(Work to complete): Return each line of the listing below, unchanged, and omit the images.

BEGIN

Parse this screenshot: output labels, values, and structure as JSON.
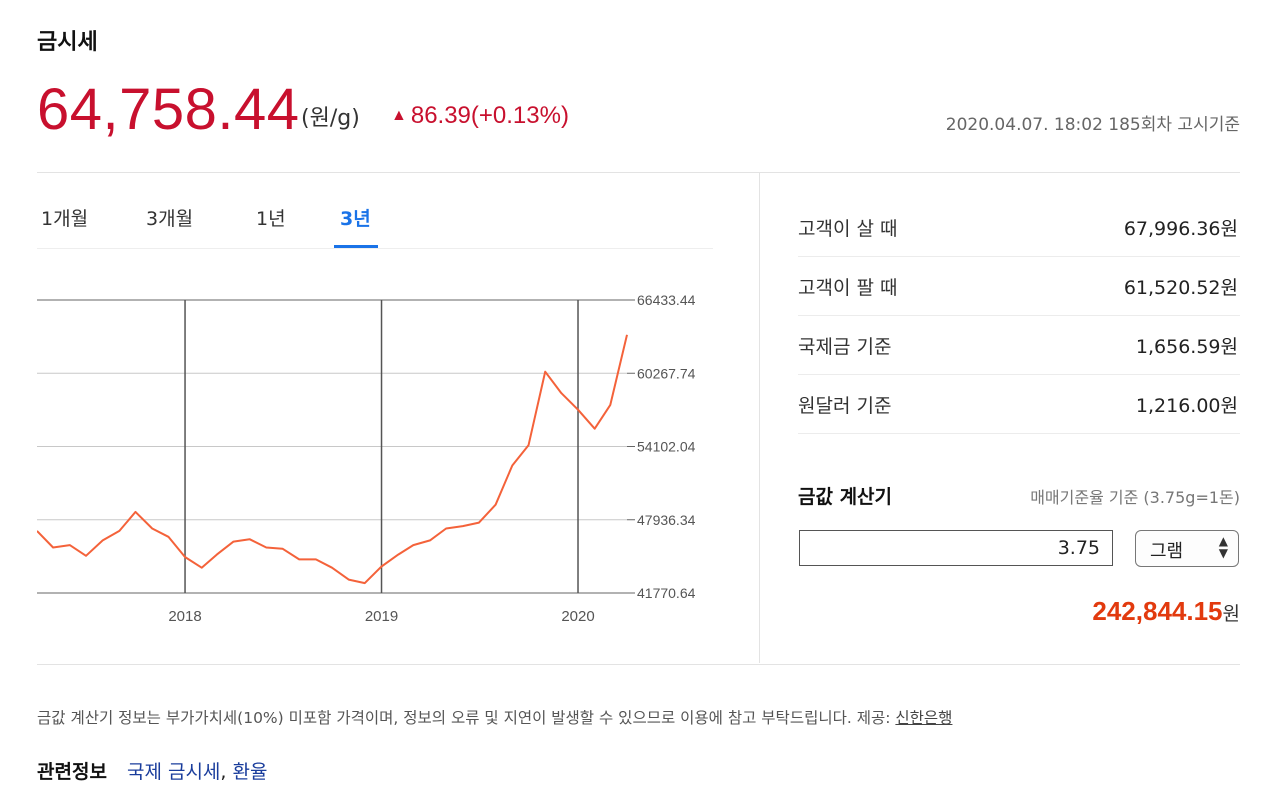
{
  "title": "금시세",
  "price": {
    "value": "64,758.44",
    "unit": "(원/g)",
    "change_symbol": "▲",
    "change": "86.39(+0.13%)",
    "timestamp": "2020.04.07. 18:02 185회차 고시기준",
    "up_color": "#c8102e"
  },
  "tabs": [
    {
      "label": "1개월",
      "active": false
    },
    {
      "label": "3개월",
      "active": false
    },
    {
      "label": "1년",
      "active": false
    },
    {
      "label": "3년",
      "active": true
    }
  ],
  "chart_data": {
    "type": "line",
    "title": "",
    "xlabel": "",
    "ylabel": "",
    "x_tick_labels": [
      "2018",
      "2019",
      "2020"
    ],
    "y_tick_labels": [
      "66433.44",
      "60267.74",
      "54102.04",
      "47936.34",
      "41770.64"
    ],
    "ylim": [
      41770.64,
      66433.44
    ],
    "grid": true,
    "line_color": "#f4623a",
    "series": [
      {
        "x": [
          "2017-04",
          "2017-05",
          "2017-06",
          "2017-07",
          "2017-08",
          "2017-09",
          "2017-10",
          "2017-11",
          "2017-12",
          "2018-01",
          "2018-02",
          "2018-03",
          "2018-04",
          "2018-05",
          "2018-06",
          "2018-07",
          "2018-08",
          "2018-09",
          "2018-10",
          "2018-11",
          "2018-12",
          "2019-01",
          "2019-02",
          "2019-03",
          "2019-04",
          "2019-05",
          "2019-06",
          "2019-07",
          "2019-08",
          "2019-09",
          "2019-10",
          "2019-11",
          "2019-12",
          "2020-01",
          "2020-02",
          "2020-03",
          "2020-04"
        ],
        "values": [
          47000,
          45600,
          45800,
          44900,
          46200,
          47000,
          48600,
          47200,
          46500,
          44800,
          43900,
          45000,
          46100,
          46300,
          45600,
          45500,
          44600,
          44600,
          43900,
          42900,
          42600,
          44000,
          45000,
          45800,
          46200,
          47200,
          47400,
          47700,
          49200,
          52500,
          54200,
          60400,
          58600,
          57200,
          55600,
          57600,
          63500
        ]
      }
    ]
  },
  "quotes": [
    {
      "label": "고객이 살 때",
      "value": "67,996.36원"
    },
    {
      "label": "고객이 팔 때",
      "value": "61,520.52원"
    },
    {
      "label": "국제금 기준",
      "value": "1,656.59원"
    },
    {
      "label": "원달러 기준",
      "value": "1,216.00원"
    }
  ],
  "calculator": {
    "title": "금값 계산기",
    "note": "매매기준율 기준 (3.75g=1돈)",
    "input_value": "3.75",
    "unit_selected": "그램",
    "result": "242,844.15",
    "result_unit": "원"
  },
  "disclaimer": {
    "text": "금값 계산기 정보는 부가가치세(10%) 미포함 가격이며, 정보의 오류 및 지연이 발생할 수 있으므로 이용에 참고 부탁드립니다. 제공: ",
    "provider": "신한은행"
  },
  "related": {
    "label": "관련정보",
    "link1": "국제 금시세",
    "sep": ",",
    "link2": "환율"
  }
}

END

(Task solution):
Parse this screenshot: output labels, values, and structure as JSON.
{
  "title": "금시세",
  "price": {
    "value": "64,758.44",
    "unit": "(원/g)",
    "change_symbol": "▲",
    "change": "86.39(+0.13%)",
    "timestamp": "2020.04.07. 18:02 185회차 고시기준",
    "up_color": "#c8102e"
  },
  "tabs": [
    {
      "label": "1개월",
      "active": false
    },
    {
      "label": "3개월",
      "active": false
    },
    {
      "label": "1년",
      "active": false
    },
    {
      "label": "3년",
      "active": true
    }
  ],
  "chart_data": {
    "type": "line",
    "title": "",
    "xlabel": "",
    "ylabel": "",
    "x_tick_labels": [
      "2018",
      "2019",
      "2020"
    ],
    "y_tick_labels": [
      "66433.44",
      "60267.74",
      "54102.04",
      "47936.34",
      "41770.64"
    ],
    "ylim": [
      41770.64,
      66433.44
    ],
    "grid": true,
    "line_color": "#f4623a",
    "series": [
      {
        "x": [
          "2017-04",
          "2017-05",
          "2017-06",
          "2017-07",
          "2017-08",
          "2017-09",
          "2017-10",
          "2017-11",
          "2017-12",
          "2018-01",
          "2018-02",
          "2018-03",
          "2018-04",
          "2018-05",
          "2018-06",
          "2018-07",
          "2018-08",
          "2018-09",
          "2018-10",
          "2018-11",
          "2018-12",
          "2019-01",
          "2019-02",
          "2019-03",
          "2019-04",
          "2019-05",
          "2019-06",
          "2019-07",
          "2019-08",
          "2019-09",
          "2019-10",
          "2019-11",
          "2019-12",
          "2020-01",
          "2020-02",
          "2020-03",
          "2020-04"
        ],
        "values": [
          47000,
          45600,
          45800,
          44900,
          46200,
          47000,
          48600,
          47200,
          46500,
          44800,
          43900,
          45000,
          46100,
          46300,
          45600,
          45500,
          44600,
          44600,
          43900,
          42900,
          42600,
          44000,
          45000,
          45800,
          46200,
          47200,
          47400,
          47700,
          49200,
          52500,
          54200,
          60400,
          58600,
          57200,
          55600,
          57600,
          63500
        ]
      }
    ]
  },
  "quotes": [
    {
      "label": "고객이 살 때",
      "value": "67,996.36원"
    },
    {
      "label": "고객이 팔 때",
      "value": "61,520.52원"
    },
    {
      "label": "국제금 기준",
      "value": "1,656.59원"
    },
    {
      "label": "원달러 기준",
      "value": "1,216.00원"
    }
  ],
  "calculator": {
    "title": "금값 계산기",
    "note": "매매기준율 기준 (3.75g=1돈)",
    "input_value": "3.75",
    "unit_selected": "그램",
    "result": "242,844.15",
    "result_unit": "원"
  },
  "disclaimer": {
    "text": "금값 계산기 정보는 부가가치세(10%) 미포함 가격이며, 정보의 오류 및 지연이 발생할 수 있으므로 이용에 참고 부탁드립니다. 제공: ",
    "provider": "신한은행"
  },
  "related": {
    "label": "관련정보",
    "link1": "국제 금시세",
    "sep": ",",
    "link2": "환율"
  }
}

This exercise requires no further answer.